Return the listing below unchanged, minus its pictures.
○ ○ ○
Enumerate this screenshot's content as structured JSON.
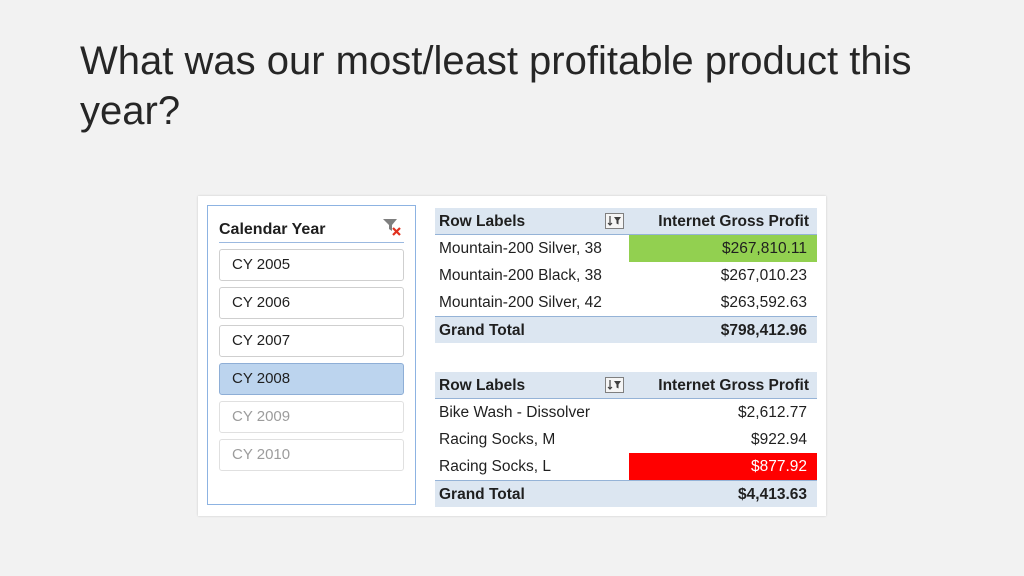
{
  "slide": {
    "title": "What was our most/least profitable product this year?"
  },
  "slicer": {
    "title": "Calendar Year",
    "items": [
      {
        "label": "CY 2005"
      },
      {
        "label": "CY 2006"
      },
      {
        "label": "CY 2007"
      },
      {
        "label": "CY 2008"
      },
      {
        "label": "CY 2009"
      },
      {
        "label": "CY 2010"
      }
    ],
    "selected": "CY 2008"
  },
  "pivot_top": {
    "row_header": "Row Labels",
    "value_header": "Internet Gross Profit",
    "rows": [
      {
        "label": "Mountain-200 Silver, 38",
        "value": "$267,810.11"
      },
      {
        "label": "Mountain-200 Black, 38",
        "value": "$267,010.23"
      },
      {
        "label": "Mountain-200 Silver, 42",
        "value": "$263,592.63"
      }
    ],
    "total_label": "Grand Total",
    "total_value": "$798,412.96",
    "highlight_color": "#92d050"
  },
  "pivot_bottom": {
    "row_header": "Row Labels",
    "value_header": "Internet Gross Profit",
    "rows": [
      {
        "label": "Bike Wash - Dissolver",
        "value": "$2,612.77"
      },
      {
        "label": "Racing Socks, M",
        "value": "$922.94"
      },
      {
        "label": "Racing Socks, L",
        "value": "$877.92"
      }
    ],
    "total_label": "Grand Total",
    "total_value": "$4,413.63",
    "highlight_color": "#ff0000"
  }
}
○ ○ ○
→ **REPLY TO THE EXERCISE**
Enumerate this screenshot's content as structured JSON.
{
  "slide": {
    "title": "What was our most/least profitable product this year?"
  },
  "slicer": {
    "title": "Calendar Year",
    "items": [
      {
        "label": "CY 2005"
      },
      {
        "label": "CY 2006"
      },
      {
        "label": "CY 2007"
      },
      {
        "label": "CY 2008"
      },
      {
        "label": "CY 2009"
      },
      {
        "label": "CY 2010"
      }
    ],
    "selected": "CY 2008"
  },
  "pivot_top": {
    "row_header": "Row Labels",
    "value_header": "Internet Gross Profit",
    "rows": [
      {
        "label": "Mountain-200 Silver, 38",
        "value": "$267,810.11"
      },
      {
        "label": "Mountain-200 Black, 38",
        "value": "$267,010.23"
      },
      {
        "label": "Mountain-200 Silver, 42",
        "value": "$263,592.63"
      }
    ],
    "total_label": "Grand Total",
    "total_value": "$798,412.96",
    "highlight_color": "#92d050"
  },
  "pivot_bottom": {
    "row_header": "Row Labels",
    "value_header": "Internet Gross Profit",
    "rows": [
      {
        "label": "Bike Wash - Dissolver",
        "value": "$2,612.77"
      },
      {
        "label": "Racing Socks, M",
        "value": "$922.94"
      },
      {
        "label": "Racing Socks, L",
        "value": "$877.92"
      }
    ],
    "total_label": "Grand Total",
    "total_value": "$4,413.63",
    "highlight_color": "#ff0000"
  }
}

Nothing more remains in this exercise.